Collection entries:
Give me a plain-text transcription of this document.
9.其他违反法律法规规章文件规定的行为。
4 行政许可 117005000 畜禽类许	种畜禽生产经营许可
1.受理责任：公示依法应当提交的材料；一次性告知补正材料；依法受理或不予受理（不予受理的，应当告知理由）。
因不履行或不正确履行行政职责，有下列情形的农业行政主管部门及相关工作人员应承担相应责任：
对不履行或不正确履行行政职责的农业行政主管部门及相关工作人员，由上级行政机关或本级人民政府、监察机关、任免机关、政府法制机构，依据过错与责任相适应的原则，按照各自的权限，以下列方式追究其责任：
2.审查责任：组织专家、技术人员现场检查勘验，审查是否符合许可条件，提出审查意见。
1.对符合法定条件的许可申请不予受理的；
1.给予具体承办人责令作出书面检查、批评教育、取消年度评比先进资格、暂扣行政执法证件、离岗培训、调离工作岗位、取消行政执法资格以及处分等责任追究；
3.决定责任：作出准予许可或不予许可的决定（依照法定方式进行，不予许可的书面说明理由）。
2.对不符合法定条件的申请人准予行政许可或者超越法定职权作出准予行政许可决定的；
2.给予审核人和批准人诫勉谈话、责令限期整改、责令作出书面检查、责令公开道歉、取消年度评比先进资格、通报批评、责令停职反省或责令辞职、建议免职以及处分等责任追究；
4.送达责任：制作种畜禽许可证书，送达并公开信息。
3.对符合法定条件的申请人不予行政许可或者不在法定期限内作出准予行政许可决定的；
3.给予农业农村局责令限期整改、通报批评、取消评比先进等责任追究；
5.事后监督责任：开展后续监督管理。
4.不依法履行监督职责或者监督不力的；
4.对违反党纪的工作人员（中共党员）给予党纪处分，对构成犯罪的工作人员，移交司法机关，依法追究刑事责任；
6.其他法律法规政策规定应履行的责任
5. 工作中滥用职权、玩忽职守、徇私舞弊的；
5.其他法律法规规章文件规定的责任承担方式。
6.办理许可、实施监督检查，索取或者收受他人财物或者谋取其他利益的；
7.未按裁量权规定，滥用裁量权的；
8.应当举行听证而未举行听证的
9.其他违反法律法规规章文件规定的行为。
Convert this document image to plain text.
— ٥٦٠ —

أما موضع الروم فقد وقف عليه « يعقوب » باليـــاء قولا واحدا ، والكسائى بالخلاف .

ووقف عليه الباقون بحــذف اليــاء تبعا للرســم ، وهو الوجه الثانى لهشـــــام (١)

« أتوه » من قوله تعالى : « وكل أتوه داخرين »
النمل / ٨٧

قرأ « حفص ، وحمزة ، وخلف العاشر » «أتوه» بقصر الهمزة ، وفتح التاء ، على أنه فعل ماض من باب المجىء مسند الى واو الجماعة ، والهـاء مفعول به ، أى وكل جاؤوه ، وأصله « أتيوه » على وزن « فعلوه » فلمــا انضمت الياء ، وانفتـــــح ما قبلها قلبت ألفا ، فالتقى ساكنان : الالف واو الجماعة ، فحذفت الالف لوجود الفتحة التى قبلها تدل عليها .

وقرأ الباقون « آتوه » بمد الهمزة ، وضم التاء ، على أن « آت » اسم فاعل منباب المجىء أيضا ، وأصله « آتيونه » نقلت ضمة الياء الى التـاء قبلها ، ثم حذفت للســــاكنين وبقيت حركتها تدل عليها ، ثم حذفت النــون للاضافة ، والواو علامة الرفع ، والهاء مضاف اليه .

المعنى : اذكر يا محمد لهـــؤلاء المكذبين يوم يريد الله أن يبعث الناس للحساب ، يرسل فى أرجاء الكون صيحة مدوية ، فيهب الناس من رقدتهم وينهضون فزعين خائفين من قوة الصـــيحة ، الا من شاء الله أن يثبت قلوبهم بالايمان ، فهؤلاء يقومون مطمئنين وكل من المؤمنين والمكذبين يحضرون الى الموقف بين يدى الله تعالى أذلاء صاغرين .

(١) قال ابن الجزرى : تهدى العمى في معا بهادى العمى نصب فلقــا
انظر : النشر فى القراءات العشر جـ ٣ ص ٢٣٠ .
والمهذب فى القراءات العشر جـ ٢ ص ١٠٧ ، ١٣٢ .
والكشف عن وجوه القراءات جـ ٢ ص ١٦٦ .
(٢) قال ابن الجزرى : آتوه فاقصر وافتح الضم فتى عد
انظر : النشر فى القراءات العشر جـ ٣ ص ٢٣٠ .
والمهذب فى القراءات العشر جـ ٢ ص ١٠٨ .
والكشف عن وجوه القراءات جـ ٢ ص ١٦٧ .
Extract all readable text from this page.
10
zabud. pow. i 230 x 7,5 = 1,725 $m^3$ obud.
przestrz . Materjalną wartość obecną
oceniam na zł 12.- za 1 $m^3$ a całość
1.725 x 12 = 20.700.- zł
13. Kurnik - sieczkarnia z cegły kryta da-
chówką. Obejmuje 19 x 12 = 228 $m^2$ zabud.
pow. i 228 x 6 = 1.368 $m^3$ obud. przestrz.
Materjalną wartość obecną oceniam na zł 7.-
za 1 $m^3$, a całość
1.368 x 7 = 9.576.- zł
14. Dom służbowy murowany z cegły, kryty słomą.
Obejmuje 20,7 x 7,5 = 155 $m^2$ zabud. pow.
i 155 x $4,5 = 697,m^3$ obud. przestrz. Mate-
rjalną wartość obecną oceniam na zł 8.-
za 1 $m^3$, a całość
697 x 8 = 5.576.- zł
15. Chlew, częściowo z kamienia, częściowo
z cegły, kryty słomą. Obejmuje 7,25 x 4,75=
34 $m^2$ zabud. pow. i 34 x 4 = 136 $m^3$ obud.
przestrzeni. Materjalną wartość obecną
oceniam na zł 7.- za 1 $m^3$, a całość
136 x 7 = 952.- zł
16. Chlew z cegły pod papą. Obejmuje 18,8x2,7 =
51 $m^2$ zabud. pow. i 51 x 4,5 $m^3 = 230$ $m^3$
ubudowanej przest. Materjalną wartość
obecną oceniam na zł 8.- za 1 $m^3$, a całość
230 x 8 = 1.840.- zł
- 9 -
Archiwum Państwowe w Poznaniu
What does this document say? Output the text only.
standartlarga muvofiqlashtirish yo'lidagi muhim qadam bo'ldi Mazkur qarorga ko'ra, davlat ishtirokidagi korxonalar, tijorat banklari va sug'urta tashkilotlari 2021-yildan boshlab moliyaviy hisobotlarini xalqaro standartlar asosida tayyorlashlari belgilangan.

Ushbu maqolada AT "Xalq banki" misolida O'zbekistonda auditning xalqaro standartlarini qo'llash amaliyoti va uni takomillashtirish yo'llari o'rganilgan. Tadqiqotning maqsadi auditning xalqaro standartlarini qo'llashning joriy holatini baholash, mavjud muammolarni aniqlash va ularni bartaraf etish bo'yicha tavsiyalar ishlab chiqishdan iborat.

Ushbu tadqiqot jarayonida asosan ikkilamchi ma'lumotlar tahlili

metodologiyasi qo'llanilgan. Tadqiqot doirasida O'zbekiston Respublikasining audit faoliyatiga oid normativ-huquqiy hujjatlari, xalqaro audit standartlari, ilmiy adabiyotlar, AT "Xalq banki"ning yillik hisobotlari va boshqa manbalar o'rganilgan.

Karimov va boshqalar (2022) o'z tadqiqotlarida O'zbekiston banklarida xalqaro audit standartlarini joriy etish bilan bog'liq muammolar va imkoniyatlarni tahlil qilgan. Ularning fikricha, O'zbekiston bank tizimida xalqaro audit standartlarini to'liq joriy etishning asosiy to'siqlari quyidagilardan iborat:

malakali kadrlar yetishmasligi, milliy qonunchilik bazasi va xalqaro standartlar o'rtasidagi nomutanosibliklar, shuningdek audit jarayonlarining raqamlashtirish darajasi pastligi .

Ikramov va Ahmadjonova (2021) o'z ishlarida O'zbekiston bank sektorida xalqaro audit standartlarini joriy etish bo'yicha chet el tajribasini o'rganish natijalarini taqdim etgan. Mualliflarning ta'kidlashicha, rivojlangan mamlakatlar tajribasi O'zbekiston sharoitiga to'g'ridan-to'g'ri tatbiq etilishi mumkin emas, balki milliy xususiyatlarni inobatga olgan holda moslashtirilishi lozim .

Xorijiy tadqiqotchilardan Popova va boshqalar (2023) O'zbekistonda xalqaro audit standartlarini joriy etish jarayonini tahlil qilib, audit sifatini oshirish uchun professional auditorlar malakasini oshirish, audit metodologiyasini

## REQUIRED WORK
Scan the entries above. Copy each line that has the string "الباقون".

## RESULT OF THIS TASK
ووقف عليه الباقون بحــذف اليــاء تبعا للرســم ، وهو الوجه الثانى لهشـــــام (١)
وقرأ الباقون « آتوه » بمد الهمزة ، وضم التاء ، على أن « آت » اسم فاعل منباب المجىء أيضا ، وأصله « آتيونه » نقلت ضمة الياء الى التـاء قبلها ، ثم حذفت للســــاكنين وبقيت حركتها تدل عليها ، ثم حذفت النــون للاضافة ، والواو علامة الرفع ، والهاء مضاف اليه .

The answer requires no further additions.